● **Page text**

________

Permutations

A permutation is an ordered arrangement of objects. If you take the numbers letters A and B, you can make two different permutations with them: AB and BA. With the letters A, B, and C you can make six permutations: ABC, ACB, BAC, BCA, CAB, and CBA.

Determining the number of permutations uses something called the fundamental counting principle. If something can happen $m$ ways and something else $n$ ways, then in total there are $m\cdot n$ ways the two can happen together. If you have three different choices for ice cream flavor and two cone choices, then you would have six total options for what to order.

With our three letters, we had three options for the first spot, then two for the second, and one for the last spot. $3\cdot2\cdot1=6$. This kind of multiplication appears often enough that it has a name, factorial, and is written as $3!$.

With that in mind, we can jump to 5 letters. Five choices for the first spot, four for the next, then three, two, and finally one.

\[5! = 5 \cdot 4 \cdot 3 \cdot 2 \cdot 1 = 120\]

Bigger pools and notation

In the event you have more options than spaces to fill, then take care to use the correct numbers when multiplying. It’s not as straightforward as using factorial.

If we wanted to choose three letters from the first five, then we have 5 options for the first spot, 4 for the second, and 3 for the third, for 60 different permutations. This situtation can be expressed as $_5P_3$ meaning the number of permutations when you have five items and need to choose only three.

There is also a formula, though some calculators have dedicated $_nP_r$ functions.

\[_nP_r = \frac{n!}{(n-r)!}\]

Combinations

Combinations are similar to permutations, except that here order does not matter. ABC and BCA are technically the same here. Determining when you are dealing with combinations rather than permutations can sometimes be the trickiest part of a problem.

Let’s elect some officers to highlight that difference. If five people are running with only three spots available, does the order in which they are elected matter? No, there’s no difference between Alice, Bob and Carol being elected versus Carol, Bob, and Alice.

Now, if there were named positions, like president, vice president, and secretary, then order would matter.

Determining combinations

To determine the number of combinations, you actually start with the number of permutations, but then you have to eliminate the duplicates.

Let’s take our five letters where we only used three. We had 120 different permutations. Six of those permutations were ABC, ACB, BAC, BCA, CAB, and CBA. Six because that’s how many ways you can arrange three items ($3!$). In fact, every different combination of three letters can be arranged six different ways, but should only count once. If we divide by six, we get our number of combinations which is 20.

The formula and notation is similar to the one for permutations.

\[_nC_r = \frac{n!}{r!(n-r)!}\]

________

● **Exercise inputs**
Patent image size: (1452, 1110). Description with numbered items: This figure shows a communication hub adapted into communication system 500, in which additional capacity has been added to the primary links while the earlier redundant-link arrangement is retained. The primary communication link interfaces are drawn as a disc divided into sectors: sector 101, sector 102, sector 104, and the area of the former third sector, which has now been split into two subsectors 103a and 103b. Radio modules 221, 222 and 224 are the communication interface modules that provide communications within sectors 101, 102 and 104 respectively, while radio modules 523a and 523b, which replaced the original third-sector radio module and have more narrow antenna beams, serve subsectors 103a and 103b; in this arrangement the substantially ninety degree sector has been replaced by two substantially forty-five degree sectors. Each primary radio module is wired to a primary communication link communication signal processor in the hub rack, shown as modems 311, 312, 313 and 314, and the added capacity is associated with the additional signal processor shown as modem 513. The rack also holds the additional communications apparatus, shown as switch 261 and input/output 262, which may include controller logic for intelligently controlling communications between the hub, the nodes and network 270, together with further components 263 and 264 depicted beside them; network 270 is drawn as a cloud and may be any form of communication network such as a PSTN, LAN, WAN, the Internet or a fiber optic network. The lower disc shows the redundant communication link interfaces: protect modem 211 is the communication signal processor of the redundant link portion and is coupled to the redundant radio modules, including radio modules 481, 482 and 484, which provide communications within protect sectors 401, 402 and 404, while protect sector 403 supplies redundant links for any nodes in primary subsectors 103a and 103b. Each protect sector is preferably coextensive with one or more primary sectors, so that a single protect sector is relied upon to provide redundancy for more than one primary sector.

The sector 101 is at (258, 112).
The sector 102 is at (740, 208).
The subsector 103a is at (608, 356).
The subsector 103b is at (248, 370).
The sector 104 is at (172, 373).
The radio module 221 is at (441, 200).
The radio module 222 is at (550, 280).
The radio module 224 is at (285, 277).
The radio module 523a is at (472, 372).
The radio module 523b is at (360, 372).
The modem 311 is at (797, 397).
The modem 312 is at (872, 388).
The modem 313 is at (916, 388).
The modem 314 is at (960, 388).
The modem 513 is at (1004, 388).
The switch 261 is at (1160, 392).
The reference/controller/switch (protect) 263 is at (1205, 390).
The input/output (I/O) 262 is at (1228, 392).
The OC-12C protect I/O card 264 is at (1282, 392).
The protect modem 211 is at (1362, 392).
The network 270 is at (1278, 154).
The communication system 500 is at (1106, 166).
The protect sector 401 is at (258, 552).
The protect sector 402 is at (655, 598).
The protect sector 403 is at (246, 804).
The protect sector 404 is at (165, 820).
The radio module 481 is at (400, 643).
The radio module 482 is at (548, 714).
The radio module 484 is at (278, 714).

________

● **Directive A**
According to the permutations page, what is the name for the kind of multiplication written as 3!?
● **Directive B**
Rewrite the entries from their first line through the line containing "The sector 104 is at (172, 373).", changing "communication hub" to "network hub" and leaving everything else unchanged.

● **Complete output A**
Factorial.

● **Complete output B**
Patent image size: (1452, 1110). Description with numbered items: This figure shows a network hub adapted into communication system 500, in which additional capacity has been added to the primary links while the earlier redundant-link arrangement is retained. The primary communication link interfaces are drawn as a disc divided into sectors: sector 101, sector 102, sector 104, and the area of the former third sector, which has now been split into two subsectors 103a and 103b. Radio modules 221, 222 and 224 are the communication interface modules that provide communications within sectors 101, 102 and 104 respectively, while radio modules 523a and 523b, which replaced the original third-sector radio module and have more narrow antenna beams, serve subsectors 103a and 103b; in this arrangement the substantially ninety degree sector has been replaced by two substantially forty-five degree sectors. Each primary radio module is wired to a primary communication link communication signal processor in the hub rack, shown as modems 311, 312, 313 and 314, and the added capacity is associated with the additional signal processor shown as modem 513. The rack also holds the additional communications apparatus, shown as switch 261 and input/output 262, which may include controller logic for intelligently controlling communications between the hub, the nodes and network 270, together with further components 263 and 264 depicted beside them; network 270 is drawn as a cloud and may be any form of communication network such as a PSTN, LAN, WAN, the Internet or a fiber optic network. The lower disc shows the redundant communication link interfaces: protect modem 211 is the communication signal processor of the redundant link portion and is coupled to the redundant radio modules, including radio modules 481, 482 and 484, which provide communications within protect sectors 401, 402 and 404, while protect sector 403 supplies redundant links for any nodes in primary subsectors 103a and 103b. Each protect sector is preferably coextensive with one or more primary sectors, so that a single protect sector is relied upon to provide redundancy for more than one primary sector.

The sector 101 is at (258, 112).
The sector 102 is at (740, 208).
The subsector 103a is at (608, 356).
The subsector 103b is at (248, 370).
The sector 104 is at (172, 373).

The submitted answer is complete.